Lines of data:
+++++
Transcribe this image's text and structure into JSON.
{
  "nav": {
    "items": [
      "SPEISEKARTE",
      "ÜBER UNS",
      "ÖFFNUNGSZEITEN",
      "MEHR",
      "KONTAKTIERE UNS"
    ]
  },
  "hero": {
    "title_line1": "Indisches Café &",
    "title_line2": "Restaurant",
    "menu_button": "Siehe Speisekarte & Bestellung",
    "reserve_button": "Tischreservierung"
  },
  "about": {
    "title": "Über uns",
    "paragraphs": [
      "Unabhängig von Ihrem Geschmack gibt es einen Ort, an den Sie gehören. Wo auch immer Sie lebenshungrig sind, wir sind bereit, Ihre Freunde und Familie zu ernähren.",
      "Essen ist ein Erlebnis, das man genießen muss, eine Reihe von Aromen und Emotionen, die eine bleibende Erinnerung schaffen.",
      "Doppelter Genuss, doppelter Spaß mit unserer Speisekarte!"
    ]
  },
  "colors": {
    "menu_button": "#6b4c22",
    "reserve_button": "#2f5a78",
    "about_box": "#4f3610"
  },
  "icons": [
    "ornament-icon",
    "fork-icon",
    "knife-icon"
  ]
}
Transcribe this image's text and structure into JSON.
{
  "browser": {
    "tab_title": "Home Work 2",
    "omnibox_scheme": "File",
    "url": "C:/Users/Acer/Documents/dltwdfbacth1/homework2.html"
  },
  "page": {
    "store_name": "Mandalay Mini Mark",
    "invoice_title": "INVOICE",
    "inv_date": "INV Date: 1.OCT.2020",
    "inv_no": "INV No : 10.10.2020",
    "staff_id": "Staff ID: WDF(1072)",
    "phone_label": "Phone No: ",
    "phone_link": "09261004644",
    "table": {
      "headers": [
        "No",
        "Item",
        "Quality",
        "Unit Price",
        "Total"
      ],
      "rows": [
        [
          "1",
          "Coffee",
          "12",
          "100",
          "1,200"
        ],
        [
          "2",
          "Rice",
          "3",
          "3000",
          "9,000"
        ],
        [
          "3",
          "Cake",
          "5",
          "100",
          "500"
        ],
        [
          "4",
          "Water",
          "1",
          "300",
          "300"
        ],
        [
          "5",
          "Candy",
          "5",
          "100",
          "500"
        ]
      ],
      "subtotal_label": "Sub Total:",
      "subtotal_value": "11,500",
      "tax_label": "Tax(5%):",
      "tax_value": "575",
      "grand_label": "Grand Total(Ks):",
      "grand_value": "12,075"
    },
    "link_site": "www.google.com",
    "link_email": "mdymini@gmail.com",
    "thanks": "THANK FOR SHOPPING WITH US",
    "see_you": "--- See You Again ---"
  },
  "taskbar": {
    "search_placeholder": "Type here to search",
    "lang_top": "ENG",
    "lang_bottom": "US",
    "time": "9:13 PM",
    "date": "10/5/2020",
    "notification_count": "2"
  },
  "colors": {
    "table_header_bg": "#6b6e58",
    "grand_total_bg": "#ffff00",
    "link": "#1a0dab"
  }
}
+++++
Write the entire listing out again, word for word.

Transcribe this image's text and structure into JSON.
{
  "nav": {
    "items": [
      "SPEISEKARTE",
      "ÜBER UNS",
      "ÖFFNUNGSZEITEN",
      "MEHR",
      "KONTAKTIERE UNS"
    ]
  },
  "hero": {
    "title_line1": "Indisches Café &",
    "title_line2": "Restaurant",
    "menu_button": "Siehe Speisekarte & Bestellung",
    "reserve_button": "Tischreservierung"
  },
  "about": {
    "title": "Über uns",
    "paragraphs": [
      "Unabhängig von Ihrem Geschmack gibt es einen Ort, an den Sie gehören. Wo auch immer Sie lebenshungrig sind, wir sind bereit, Ihre Freunde und Familie zu ernähren.",
      "Essen ist ein Erlebnis, das man genießen muss, eine Reihe von Aromen und Emotionen, die eine bleibende Erinnerung schaffen.",
      "Doppelter Genuss, doppelter Spaß mit unserer Speisekarte!"
    ]
  },
  "colors": {
    "menu_button": "#6b4c22",
    "reserve_button": "#2f5a78",
    "about_box": "#4f3610"
  },
  "icons": [
    "ornament-icon",
    "fork-icon",
    "knife-icon"
  ]
}
Transcribe this image's text and structure into JSON.
{
  "browser": {
    "tab_title": "Home Work 2",
    "omnibox_scheme": "File",
    "url": "C:/Users/Acer/Documents/dltwdfbacth1/homework2.html"
  },
  "page": {
    "store_name": "Mandalay Mini Mark",
    "invoice_title": "INVOICE",
    "inv_date": "INV Date: 1.OCT.2020",
    "inv_no": "INV No : 10.10.2020",
    "staff_id": "Staff ID: WDF(1072)",
    "phone_label": "Phone No: ",
    "phone_link": "09261004644",
    "table": {
      "headers": [
        "No",
        "Item",
        "Quality",
        "Unit Price",
        "Total"
      ],
      "rows": [
        [
          "1",
          "Coffee",
          "12",
          "100",
          "1,200"
        ],
        [
          "2",
          "Rice",
          "3",
          "3000",
          "9,000"
        ],
        [
          "3",
          "Cake",
          "5",
          "100",
          "500"
        ],
        [
          "4",
          "Water",
          "1",
          "300",
          "300"
        ],
        [
          "5",
          "Candy",
          "5",
          "100",
          "500"
        ]
      ],
      "subtotal_label": "Sub Total:",
      "subtotal_value": "11,500",
      "tax_label": "Tax(5%):",
      "tax_value": "575",
      "grand_label": "Grand Total(Ks):",
      "grand_value": "12,075"
    },
    "link_site": "www.google.com",
    "link_email": "mdymini@gmail.com",
    "thanks": "THANK FOR SHOPPING WITH US",
    "see_you": "--- See You Again ---"
  },
  "taskbar": {
    "search_placeholder": "Type here to search",
    "lang_top": "ENG",
    "lang_bottom": "US",
    "time": "9:13 PM",
    "date": "10/5/2020",
    "notification_count": "2"
  },
  "colors": {
    "table_header_bg": "#6b6e58",
    "grand_total_bg": "#ffff00",
    "link": "#1a0dab"
  }
}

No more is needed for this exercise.